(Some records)
^^^^^^^^^^^^^^^^
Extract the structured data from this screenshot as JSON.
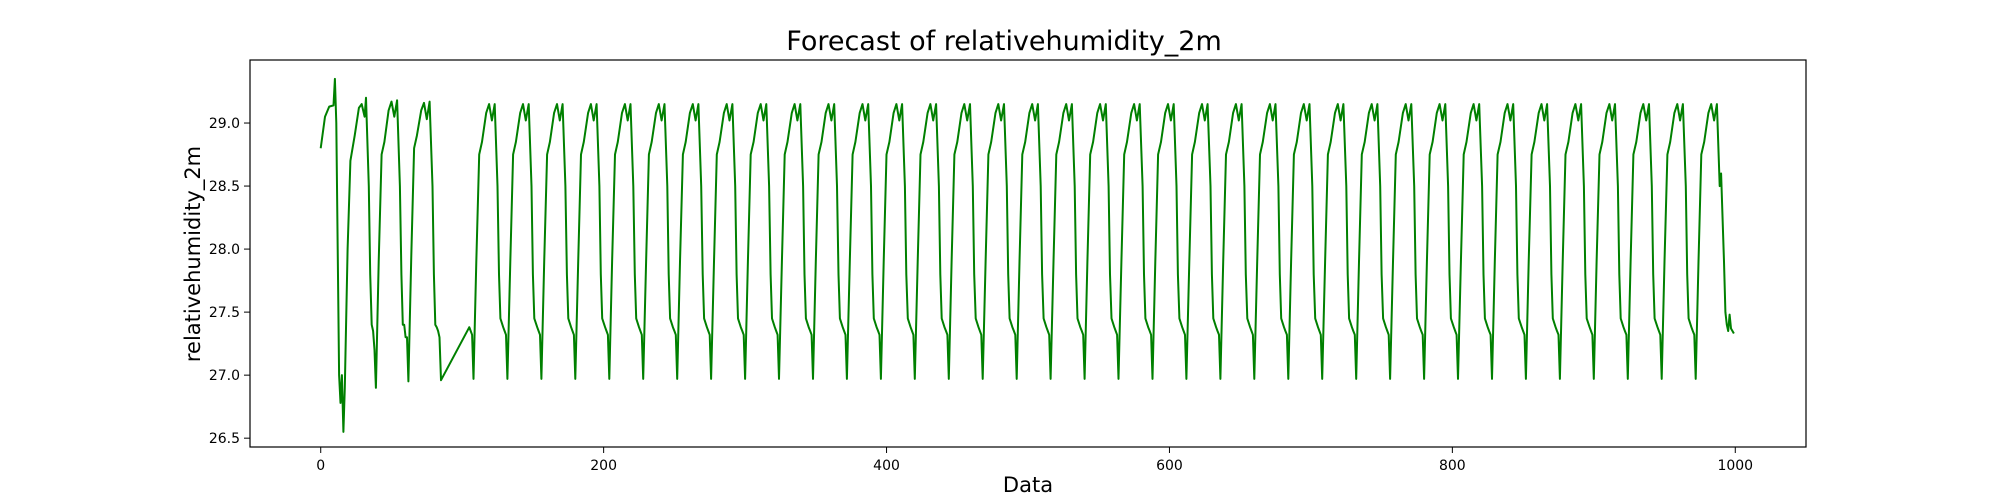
{
  "chart_data": {
    "type": "line",
    "title": "Forecast of relativehumidity_2m",
    "xlabel": "Data",
    "ylabel": "relativehumidity_2m",
    "xlim": [
      -50,
      1050
    ],
    "ylim": [
      26.43,
      29.5
    ],
    "xticks": [
      0,
      200,
      400,
      600,
      800,
      1000
    ],
    "yticks": [
      26.5,
      27.0,
      27.5,
      28.0,
      28.5,
      29.0
    ],
    "grid": false,
    "legend": "none",
    "series": [
      {
        "color": "#008000",
        "x_range": [
          0,
          999
        ],
        "period": 24,
        "points": [
          [
            0,
            28.8
          ],
          [
            3,
            29.05
          ],
          [
            6,
            29.13
          ],
          [
            9,
            29.14
          ],
          [
            10,
            29.35
          ],
          [
            11,
            29.0
          ],
          [
            12,
            28.0
          ],
          [
            13,
            27.0
          ],
          [
            14,
            26.78
          ],
          [
            15,
            27.0
          ],
          [
            16,
            26.55
          ],
          [
            17,
            26.9
          ],
          [
            19,
            28.0
          ],
          [
            21,
            28.7
          ],
          [
            24,
            28.9
          ],
          [
            27,
            29.12
          ],
          [
            29,
            29.15
          ],
          [
            31,
            29.05
          ],
          [
            32,
            29.2
          ],
          [
            34,
            28.5
          ],
          [
            35,
            27.8
          ],
          [
            36,
            27.4
          ],
          [
            37,
            27.35
          ],
          [
            38,
            27.2
          ],
          [
            39,
            26.9
          ],
          [
            41,
            27.9
          ],
          [
            43,
            28.75
          ],
          [
            45,
            28.85
          ],
          [
            48,
            29.1
          ],
          [
            50,
            29.17
          ],
          [
            52,
            29.05
          ],
          [
            54,
            29.18
          ],
          [
            56,
            28.5
          ],
          [
            57,
            27.8
          ],
          [
            58,
            27.4
          ],
          [
            59,
            27.4
          ],
          [
            60,
            27.3
          ],
          [
            61,
            27.3
          ],
          [
            62,
            26.95
          ],
          [
            64,
            27.95
          ],
          [
            66,
            28.8
          ],
          [
            68,
            28.9
          ],
          [
            71,
            29.1
          ],
          [
            73,
            29.16
          ],
          [
            75,
            29.03
          ],
          [
            77,
            29.17
          ],
          [
            79,
            28.5
          ],
          [
            80,
            27.8
          ],
          [
            81,
            27.4
          ],
          [
            82,
            27.38
          ],
          [
            83,
            27.35
          ],
          [
            84,
            27.3
          ],
          [
            85,
            26.96
          ]
        ],
        "pattern": [
          [
            0,
            27.38
          ],
          [
            1,
            27.35
          ],
          [
            2,
            27.32
          ],
          [
            3,
            26.97
          ],
          [
            5,
            27.9
          ],
          [
            7,
            28.75
          ],
          [
            9,
            28.85
          ],
          [
            12,
            29.08
          ],
          [
            14,
            29.15
          ],
          [
            16,
            29.02
          ],
          [
            18,
            29.15
          ],
          [
            20,
            28.5
          ],
          [
            21,
            27.8
          ],
          [
            22,
            27.45
          ]
        ],
        "pattern_start": 105,
        "final_points": [
          [
            990,
            28.6
          ],
          [
            992,
            27.9
          ],
          [
            993,
            27.5
          ],
          [
            994,
            27.4
          ],
          [
            995,
            27.35
          ],
          [
            996,
            27.48
          ],
          [
            997,
            27.37
          ],
          [
            999,
            27.33
          ]
        ]
      }
    ]
  }
}
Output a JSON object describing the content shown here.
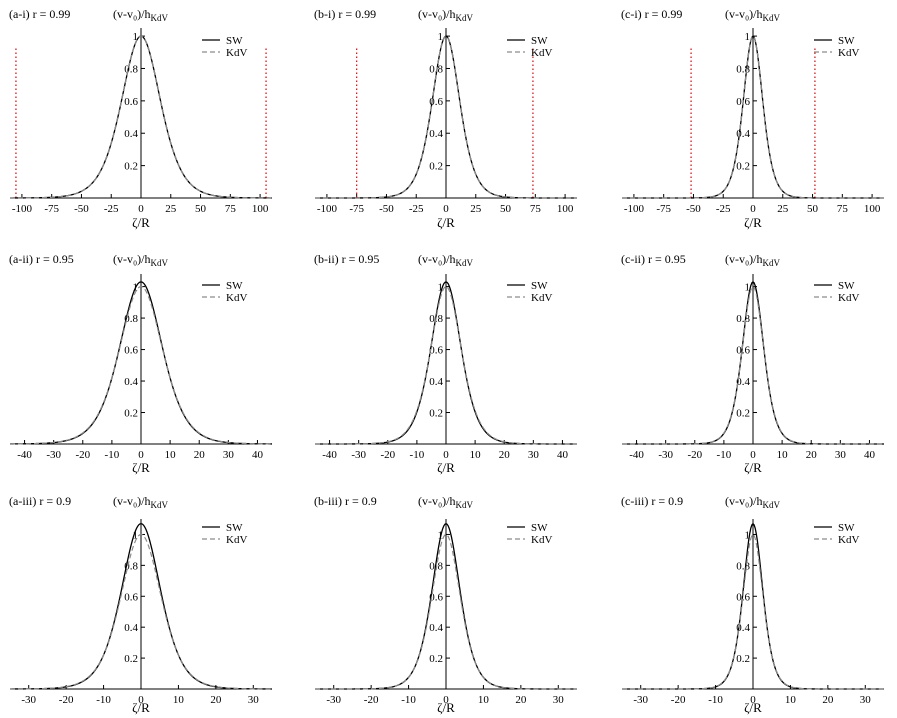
^^^^^^^^^^^^^^^^
▸ What you will do
In this exercise, set down all of the data exactly, without the pictures.

▸ Answer to this problem
Extract the structured data from this screenshot as JSON.
{
  "chart_data": {
    "type": "line",
    "title": "Forecast of relativehumidity_2m",
    "xlabel": "Data",
    "ylabel": "relativehumidity_2m",
    "xlim": [
      -50,
      1050
    ],
    "ylim": [
      26.43,
      29.5
    ],
    "xticks": [
      0,
      200,
      400,
      600,
      800,
      1000
    ],
    "yticks": [
      26.5,
      27.0,
      27.5,
      28.0,
      28.5,
      29.0
    ],
    "grid": false,
    "legend": "none",
    "series": [
      {
        "color": "#008000",
        "x_range": [
          0,
          999
        ],
        "period": 24,
        "points": [
          [
            0,
            28.8
          ],
          [
            3,
            29.05
          ],
          [
            6,
            29.13
          ],
          [
            9,
            29.14
          ],
          [
            10,
            29.35
          ],
          [
            11,
            29.0
          ],
          [
            12,
            28.0
          ],
          [
            13,
            27.0
          ],
          [
            14,
            26.78
          ],
          [
            15,
            27.0
          ],
          [
            16,
            26.55
          ],
          [
            17,
            26.9
          ],
          [
            19,
            28.0
          ],
          [
            21,
            28.7
          ],
          [
            24,
            28.9
          ],
          [
            27,
            29.12
          ],
          [
            29,
            29.15
          ],
          [
            31,
            29.05
          ],
          [
            32,
            29.2
          ],
          [
            34,
            28.5
          ],
          [
            35,
            27.8
          ],
          [
            36,
            27.4
          ],
          [
            37,
            27.35
          ],
          [
            38,
            27.2
          ],
          [
            39,
            26.9
          ],
          [
            41,
            27.9
          ],
          [
            43,
            28.75
          ],
          [
            45,
            28.85
          ],
          [
            48,
            29.1
          ],
          [
            50,
            29.17
          ],
          [
            52,
            29.05
          ],
          [
            54,
            29.18
          ],
          [
            56,
            28.5
          ],
          [
            57,
            27.8
          ],
          [
            58,
            27.4
          ],
          [
            59,
            27.4
          ],
          [
            60,
            27.3
          ],
          [
            61,
            27.3
          ],
          [
            62,
            26.95
          ],
          [
            64,
            27.95
          ],
          [
            66,
            28.8
          ],
          [
            68,
            28.9
          ],
          [
            71,
            29.1
          ],
          [
            73,
            29.16
          ],
          [
            75,
            29.03
          ],
          [
            77,
            29.17
          ],
          [
            79,
            28.5
          ],
          [
            80,
            27.8
          ],
          [
            81,
            27.4
          ],
          [
            82,
            27.38
          ],
          [
            83,
            27.35
          ],
          [
            84,
            27.3
          ],
          [
            85,
            26.96
          ]
        ],
        "pattern": [
          [
            0,
            27.38
          ],
          [
            1,
            27.35
          ],
          [
            2,
            27.32
          ],
          [
            3,
            26.97
          ],
          [
            5,
            27.9
          ],
          [
            7,
            28.75
          ],
          [
            9,
            28.85
          ],
          [
            12,
            29.08
          ],
          [
            14,
            29.15
          ],
          [
            16,
            29.02
          ],
          [
            18,
            29.15
          ],
          [
            20,
            28.5
          ],
          [
            21,
            27.8
          ],
          [
            22,
            27.45
          ]
        ],
        "pattern_start": 105,
        "final_points": [
          [
            990,
            28.6
          ],
          [
            992,
            27.9
          ],
          [
            993,
            27.5
          ],
          [
            994,
            27.4
          ],
          [
            995,
            27.35
          ],
          [
            996,
            27.48
          ],
          [
            997,
            27.37
          ],
          [
            999,
            27.33
          ]
        ]
      }
    ]
  }
}
Output a JSON object describing the content shown here.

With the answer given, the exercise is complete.